Exercise directions>
Only the pictures are to be left out; set down the rest of the records exactly.

Dataset content>
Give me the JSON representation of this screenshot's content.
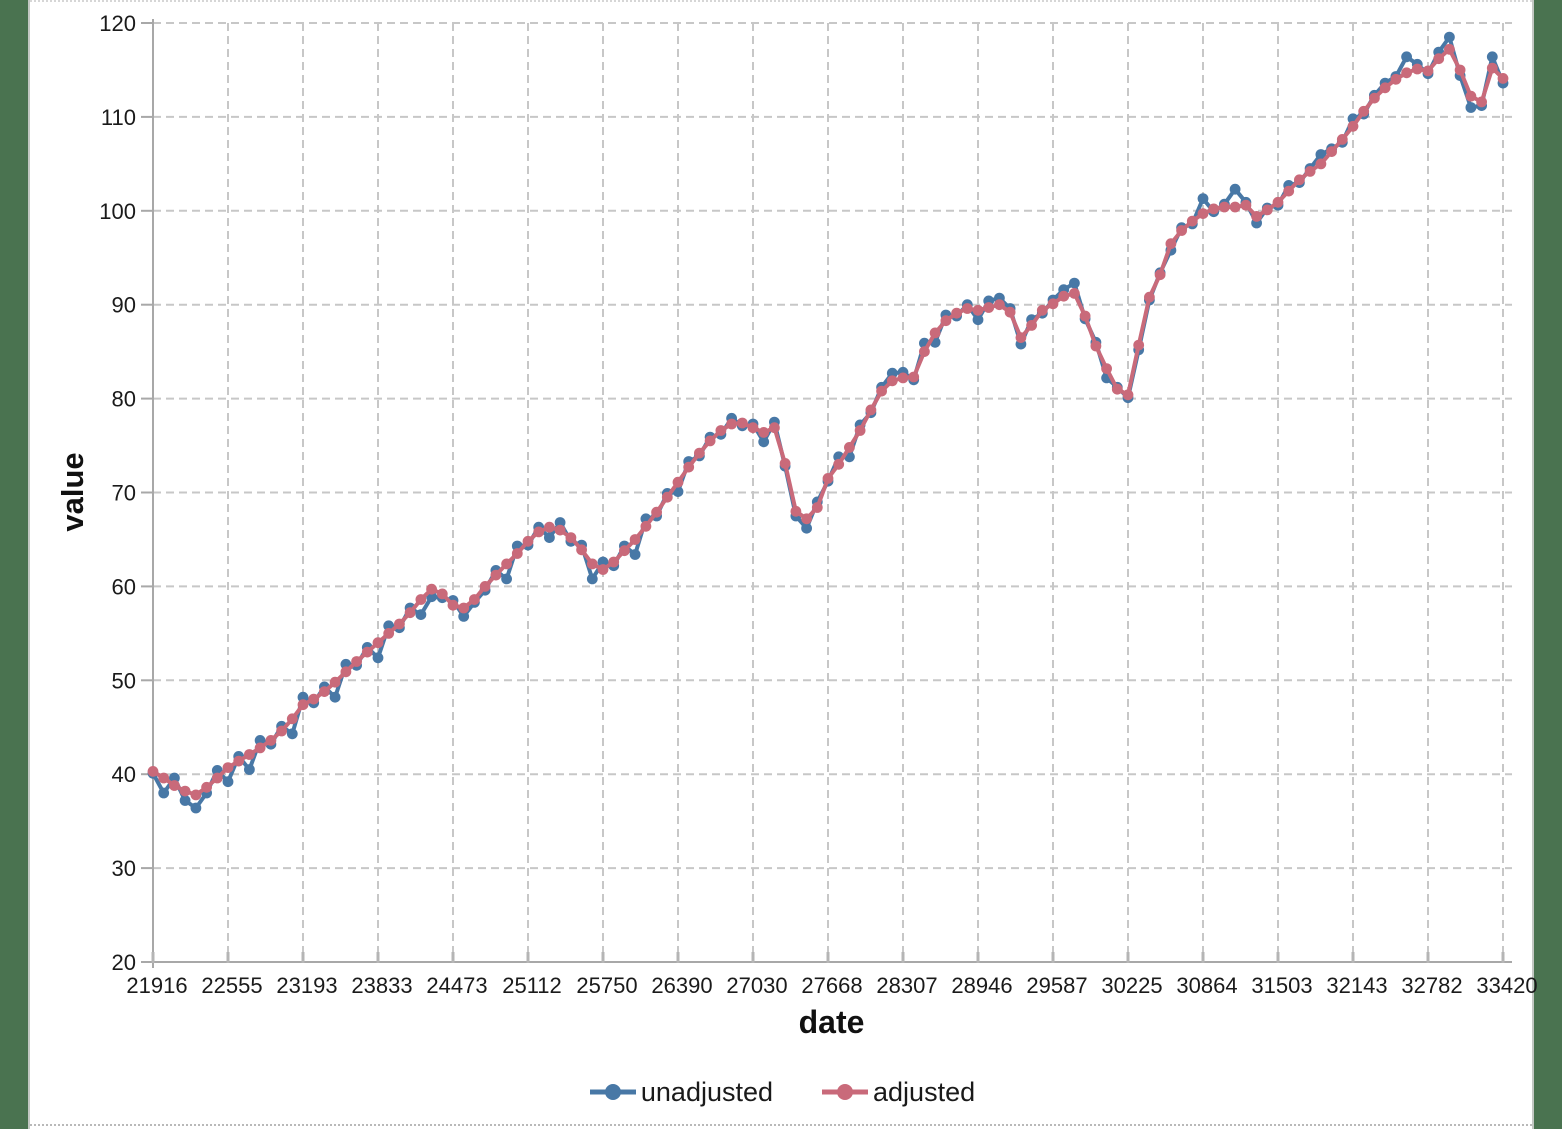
{
  "page": {
    "frame_color": "#4A7350",
    "separator_color": "#C3C8C3",
    "background": "#FFFFFF"
  },
  "axes": {
    "xlabel": "date",
    "ylabel": "value"
  },
  "legend": {
    "position": "bottom-center",
    "items": [
      {
        "label": "unadjusted",
        "color": "#4878A6"
      },
      {
        "label": "adjusted",
        "color": "#C96A7A"
      }
    ]
  },
  "chart_data": {
    "type": "line",
    "title": "",
    "xlabel": "date",
    "ylabel": "value",
    "grid": "dashed",
    "legend_position": "bottom",
    "xlim": [
      21916,
      33420
    ],
    "ylim": [
      20,
      120
    ],
    "x_tick_labels": [
      "21916",
      "22555",
      "23193",
      "23833",
      "24473",
      "25112",
      "25750",
      "26390",
      "27030",
      "27668",
      "28307",
      "28946",
      "29587",
      "30225",
      "30864",
      "31503",
      "32143",
      "32782",
      "33420"
    ],
    "y_tick_labels": [
      "20",
      "30",
      "40",
      "50",
      "60",
      "70",
      "80",
      "90",
      "100",
      "110",
      "120"
    ],
    "x_points_note": "127 evenly spaced quarterly observations from x=21916 to x=33420",
    "series": [
      {
        "name": "unadjusted",
        "color": "#4878A6",
        "marker": "circle",
        "values": [
          40.1,
          38,
          39.6,
          37.2,
          36.4,
          38,
          40.4,
          39.2,
          41.9,
          40.5,
          43.6,
          43.2,
          45.1,
          44.3,
          48.2,
          47.6,
          49.3,
          48.2,
          51.7,
          51.6,
          53.5,
          52.4,
          55.8,
          55.6,
          57.7,
          57,
          58.9,
          58.8,
          58.5,
          56.8,
          58.3,
          59.6,
          61.7,
          60.8,
          64.3,
          64.4,
          66.3,
          65.2,
          66.8,
          64.8,
          64.4,
          60.8,
          62.6,
          62.2,
          64.3,
          63.4,
          67.2,
          67.5,
          69.9,
          70.1,
          73.3,
          73.9,
          75.9,
          76.2,
          77.9,
          77.1,
          77.3,
          75.4,
          77.5,
          72.8,
          67.5,
          66.2,
          69,
          71.2,
          73.8,
          73.8,
          77.2,
          78.5,
          81.2,
          82.7,
          82.8,
          82,
          85.9,
          86,
          88.9,
          88.8,
          90,
          88.4,
          90.4,
          90.7,
          89.6,
          85.8,
          88.4,
          89.1,
          90.5,
          91.6,
          92.3,
          88.5,
          86,
          82.2,
          81.2,
          80.1,
          85.2,
          90.5,
          93.4,
          95.8,
          98.2,
          98.6,
          101.3,
          99.9,
          100.7,
          102.3,
          100.9,
          98.7,
          100.3,
          100.6,
          102.7,
          103,
          104.5,
          106,
          106.6,
          107.3,
          109.8,
          110.3,
          112.3,
          113.6,
          114.3,
          116.4,
          115.6,
          114.6,
          116.9,
          118.5,
          114.4,
          111,
          111.2,
          116.4,
          113.6
        ]
      },
      {
        "name": "adjusted",
        "color": "#C96A7A",
        "marker": "circle",
        "values": [
          40.3,
          39.6,
          38.8,
          38.2,
          37.8,
          38.6,
          39.6,
          40.7,
          41.4,
          42.1,
          42.8,
          43.6,
          44.6,
          45.9,
          47.4,
          48,
          48.8,
          49.8,
          50.9,
          52,
          53,
          54,
          55,
          56,
          57.2,
          58.6,
          59.7,
          59.2,
          58,
          57.7,
          58.6,
          60,
          61.2,
          62.4,
          63.5,
          64.8,
          65.8,
          66.3,
          66,
          65.2,
          63.9,
          62.4,
          61.8,
          62.6,
          63.8,
          65,
          66.4,
          67.9,
          69.5,
          71.1,
          72.7,
          74.2,
          75.5,
          76.6,
          77.3,
          77.4,
          76.9,
          76.4,
          76.9,
          73.1,
          68,
          67.2,
          68.4,
          71.5,
          73,
          74.8,
          76.6,
          78.8,
          80.8,
          81.9,
          82.2,
          82.3,
          85,
          87,
          88.3,
          89.1,
          89.6,
          89.4,
          89.7,
          90,
          89.2,
          86.5,
          87.8,
          89.4,
          90.1,
          90.9,
          91.2,
          88.8,
          85.6,
          83.2,
          81,
          80.4,
          85.7,
          90.8,
          93.2,
          96.5,
          97.9,
          98.9,
          99.7,
          100.2,
          100.4,
          100.4,
          100.6,
          99.4,
          100.1,
          100.9,
          102.1,
          103.3,
          104.2,
          105,
          106.3,
          107.6,
          109,
          110.6,
          112,
          113.1,
          114,
          114.7,
          115.1,
          114.9,
          116.2,
          117.2,
          115,
          112.2,
          111.6,
          115.2,
          114.1
        ]
      }
    ],
    "style": {
      "grid_color": "#C7C7C7",
      "axis_color": "#A8A8A8",
      "tick_text_color": "#1A1A1A",
      "marker_radius": 5.4,
      "line_width": 4
    }
  }
}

Output>
Give me the JSON representation of this screenshot's content.
{
  "page": {
    "frame_color": "#4A7350",
    "separator_color": "#C3C8C3",
    "background": "#FFFFFF"
  },
  "axes": {
    "xlabel": "date",
    "ylabel": "value"
  },
  "legend": {
    "position": "bottom-center",
    "items": [
      {
        "label": "unadjusted",
        "color": "#4878A6"
      },
      {
        "label": "adjusted",
        "color": "#C96A7A"
      }
    ]
  },
  "chart_data": {
    "type": "line",
    "title": "",
    "xlabel": "date",
    "ylabel": "value",
    "grid": "dashed",
    "legend_position": "bottom",
    "xlim": [
      21916,
      33420
    ],
    "ylim": [
      20,
      120
    ],
    "x_tick_labels": [
      "21916",
      "22555",
      "23193",
      "23833",
      "24473",
      "25112",
      "25750",
      "26390",
      "27030",
      "27668",
      "28307",
      "28946",
      "29587",
      "30225",
      "30864",
      "31503",
      "32143",
      "32782",
      "33420"
    ],
    "y_tick_labels": [
      "20",
      "30",
      "40",
      "50",
      "60",
      "70",
      "80",
      "90",
      "100",
      "110",
      "120"
    ],
    "x_points_note": "127 evenly spaced quarterly observations from x=21916 to x=33420",
    "series": [
      {
        "name": "unadjusted",
        "color": "#4878A6",
        "marker": "circle",
        "values": [
          40.1,
          38,
          39.6,
          37.2,
          36.4,
          38,
          40.4,
          39.2,
          41.9,
          40.5,
          43.6,
          43.2,
          45.1,
          44.3,
          48.2,
          47.6,
          49.3,
          48.2,
          51.7,
          51.6,
          53.5,
          52.4,
          55.8,
          55.6,
          57.7,
          57,
          58.9,
          58.8,
          58.5,
          56.8,
          58.3,
          59.6,
          61.7,
          60.8,
          64.3,
          64.4,
          66.3,
          65.2,
          66.8,
          64.8,
          64.4,
          60.8,
          62.6,
          62.2,
          64.3,
          63.4,
          67.2,
          67.5,
          69.9,
          70.1,
          73.3,
          73.9,
          75.9,
          76.2,
          77.9,
          77.1,
          77.3,
          75.4,
          77.5,
          72.8,
          67.5,
          66.2,
          69,
          71.2,
          73.8,
          73.8,
          77.2,
          78.5,
          81.2,
          82.7,
          82.8,
          82,
          85.9,
          86,
          88.9,
          88.8,
          90,
          88.4,
          90.4,
          90.7,
          89.6,
          85.8,
          88.4,
          89.1,
          90.5,
          91.6,
          92.3,
          88.5,
          86,
          82.2,
          81.2,
          80.1,
          85.2,
          90.5,
          93.4,
          95.8,
          98.2,
          98.6,
          101.3,
          99.9,
          100.7,
          102.3,
          100.9,
          98.7,
          100.3,
          100.6,
          102.7,
          103,
          104.5,
          106,
          106.6,
          107.3,
          109.8,
          110.3,
          112.3,
          113.6,
          114.3,
          116.4,
          115.6,
          114.6,
          116.9,
          118.5,
          114.4,
          111,
          111.2,
          116.4,
          113.6
        ]
      },
      {
        "name": "adjusted",
        "color": "#C96A7A",
        "marker": "circle",
        "values": [
          40.3,
          39.6,
          38.8,
          38.2,
          37.8,
          38.6,
          39.6,
          40.7,
          41.4,
          42.1,
          42.8,
          43.6,
          44.6,
          45.9,
          47.4,
          48,
          48.8,
          49.8,
          50.9,
          52,
          53,
          54,
          55,
          56,
          57.2,
          58.6,
          59.7,
          59.2,
          58,
          57.7,
          58.6,
          60,
          61.2,
          62.4,
          63.5,
          64.8,
          65.8,
          66.3,
          66,
          65.2,
          63.9,
          62.4,
          61.8,
          62.6,
          63.8,
          65,
          66.4,
          67.9,
          69.5,
          71.1,
          72.7,
          74.2,
          75.5,
          76.6,
          77.3,
          77.4,
          76.9,
          76.4,
          76.9,
          73.1,
          68,
          67.2,
          68.4,
          71.5,
          73,
          74.8,
          76.6,
          78.8,
          80.8,
          81.9,
          82.2,
          82.3,
          85,
          87,
          88.3,
          89.1,
          89.6,
          89.4,
          89.7,
          90,
          89.2,
          86.5,
          87.8,
          89.4,
          90.1,
          90.9,
          91.2,
          88.8,
          85.6,
          83.2,
          81,
          80.4,
          85.7,
          90.8,
          93.2,
          96.5,
          97.9,
          98.9,
          99.7,
          100.2,
          100.4,
          100.4,
          100.6,
          99.4,
          100.1,
          100.9,
          102.1,
          103.3,
          104.2,
          105,
          106.3,
          107.6,
          109,
          110.6,
          112,
          113.1,
          114,
          114.7,
          115.1,
          114.9,
          116.2,
          117.2,
          115,
          112.2,
          111.6,
          115.2,
          114.1
        ]
      }
    ],
    "style": {
      "grid_color": "#C7C7C7",
      "axis_color": "#A8A8A8",
      "tick_text_color": "#1A1A1A",
      "marker_radius": 5.4,
      "line_width": 4
    }
  }
}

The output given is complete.